What you should do - Print the data that follows exactly.

Extracted material -

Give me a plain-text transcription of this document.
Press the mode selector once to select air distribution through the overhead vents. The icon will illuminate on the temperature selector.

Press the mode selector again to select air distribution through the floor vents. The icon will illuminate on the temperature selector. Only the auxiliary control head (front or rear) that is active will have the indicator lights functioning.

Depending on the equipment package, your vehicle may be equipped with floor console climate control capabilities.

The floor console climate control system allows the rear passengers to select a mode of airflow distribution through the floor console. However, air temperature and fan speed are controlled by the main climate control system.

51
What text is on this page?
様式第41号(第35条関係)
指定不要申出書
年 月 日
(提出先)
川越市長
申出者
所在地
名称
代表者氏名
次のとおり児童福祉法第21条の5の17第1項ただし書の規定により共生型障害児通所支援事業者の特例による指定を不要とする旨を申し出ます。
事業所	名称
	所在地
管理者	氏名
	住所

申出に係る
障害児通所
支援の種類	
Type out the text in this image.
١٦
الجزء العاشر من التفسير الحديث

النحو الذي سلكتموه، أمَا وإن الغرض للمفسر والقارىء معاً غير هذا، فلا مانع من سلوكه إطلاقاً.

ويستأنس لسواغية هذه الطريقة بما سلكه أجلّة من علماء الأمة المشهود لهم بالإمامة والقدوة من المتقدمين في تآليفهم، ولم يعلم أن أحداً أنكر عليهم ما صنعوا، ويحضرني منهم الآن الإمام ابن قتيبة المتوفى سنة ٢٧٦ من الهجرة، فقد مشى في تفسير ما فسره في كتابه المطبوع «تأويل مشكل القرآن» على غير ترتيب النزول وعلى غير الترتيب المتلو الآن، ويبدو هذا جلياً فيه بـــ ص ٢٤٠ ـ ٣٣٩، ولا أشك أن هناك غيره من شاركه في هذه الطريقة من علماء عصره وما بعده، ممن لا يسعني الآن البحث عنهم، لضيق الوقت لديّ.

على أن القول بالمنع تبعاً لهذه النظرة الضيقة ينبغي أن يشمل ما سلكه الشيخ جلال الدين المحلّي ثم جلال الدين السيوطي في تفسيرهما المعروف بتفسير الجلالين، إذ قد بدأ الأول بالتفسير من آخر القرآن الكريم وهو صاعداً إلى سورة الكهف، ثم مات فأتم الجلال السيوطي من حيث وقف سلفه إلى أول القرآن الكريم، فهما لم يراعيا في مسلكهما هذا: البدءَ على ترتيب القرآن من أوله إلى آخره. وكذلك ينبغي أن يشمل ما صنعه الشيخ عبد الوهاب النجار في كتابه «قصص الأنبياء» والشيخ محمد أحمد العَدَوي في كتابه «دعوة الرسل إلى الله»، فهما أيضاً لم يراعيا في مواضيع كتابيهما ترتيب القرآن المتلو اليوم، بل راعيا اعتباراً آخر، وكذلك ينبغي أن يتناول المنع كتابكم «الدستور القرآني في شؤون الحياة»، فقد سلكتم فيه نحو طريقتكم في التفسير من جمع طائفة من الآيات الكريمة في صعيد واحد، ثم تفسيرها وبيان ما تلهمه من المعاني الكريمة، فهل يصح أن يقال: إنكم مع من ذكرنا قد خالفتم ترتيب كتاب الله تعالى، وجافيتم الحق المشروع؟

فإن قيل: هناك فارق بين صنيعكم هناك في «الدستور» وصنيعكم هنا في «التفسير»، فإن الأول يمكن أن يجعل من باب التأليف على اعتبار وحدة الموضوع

Answer to this task -
Give me a plain-text transcription of this document.
Press the mode selector once to select air distribution through the overhead vents. The icon will illuminate on the temperature selector.

Press the mode selector again to select air distribution through the floor vents. The icon will illuminate on the temperature selector. Only the auxiliary control head (front or rear) that is active will have the indicator lights functioning.

Depending on the equipment package, your vehicle may be equipped with floor console climate control capabilities.

The floor console climate control system allows the rear passengers to select a mode of airflow distribution through the floor console. However, air temperature and fan speed are controlled by the main climate control system.

51
What text is on this page?
様式第41号(第35条関係)
指定不要申出書
年 月 日
(提出先)
川越市長
申出者
所在地
名称
代表者氏名
次のとおり児童福祉法第21条の5の17第1項ただし書の規定により共生型障害児通所支援事業者の特例による指定を不要とする旨を申し出ます。
事業所	名称
	所在地
管理者	氏名
	住所

申出に係る
障害児通所
支援の種類	
Type out the text in this image.
١٦
الجزء العاشر من التفسير الحديث

النحو الذي سلكتموه، أمَا وإن الغرض للمفسر والقارىء معاً غير هذا، فلا مانع من سلوكه إطلاقاً.

ويستأنس لسواغية هذه الطريقة بما سلكه أجلّة من علماء الأمة المشهود لهم بالإمامة والقدوة من المتقدمين في تآليفهم، ولم يعلم أن أحداً أنكر عليهم ما صنعوا، ويحضرني منهم الآن الإمام ابن قتيبة المتوفى سنة ٢٧٦ من الهجرة، فقد مشى في تفسير ما فسره في كتابه المطبوع «تأويل مشكل القرآن» على غير ترتيب النزول وعلى غير الترتيب المتلو الآن، ويبدو هذا جلياً فيه بـــ ص ٢٤٠ ـ ٣٣٩، ولا أشك أن هناك غيره من شاركه في هذه الطريقة من علماء عصره وما بعده، ممن لا يسعني الآن البحث عنهم، لضيق الوقت لديّ.

على أن القول بالمنع تبعاً لهذه النظرة الضيقة ينبغي أن يشمل ما سلكه الشيخ جلال الدين المحلّي ثم جلال الدين السيوطي في تفسيرهما المعروف بتفسير الجلالين، إذ قد بدأ الأول بالتفسير من آخر القرآن الكريم وهو صاعداً إلى سورة الكهف، ثم مات فأتم الجلال السيوطي من حيث وقف سلفه إلى أول القرآن الكريم، فهما لم يراعيا في مسلكهما هذا: البدءَ على ترتيب القرآن من أوله إلى آخره. وكذلك ينبغي أن يشمل ما صنعه الشيخ عبد الوهاب النجار في كتابه «قصص الأنبياء» والشيخ محمد أحمد العَدَوي في كتابه «دعوة الرسل إلى الله»، فهما أيضاً لم يراعيا في مواضيع كتابيهما ترتيب القرآن المتلو اليوم، بل راعيا اعتباراً آخر، وكذلك ينبغي أن يتناول المنع كتابكم «الدستور القرآني في شؤون الحياة»، فقد سلكتم فيه نحو طريقتكم في التفسير من جمع طائفة من الآيات الكريمة في صعيد واحد، ثم تفسيرها وبيان ما تلهمه من المعاني الكريمة، فهل يصح أن يقال: إنكم مع من ذكرنا قد خالفتم ترتيب كتاب الله تعالى، وجافيتم الحق المشروع؟

فإن قيل: هناك فارق بين صنيعكم هناك في «الدستور» وصنيعكم هنا في «التفسير»، فإن الأول يمكن أن يجعل من باب التأليف على اعتبار وحدة الموضوع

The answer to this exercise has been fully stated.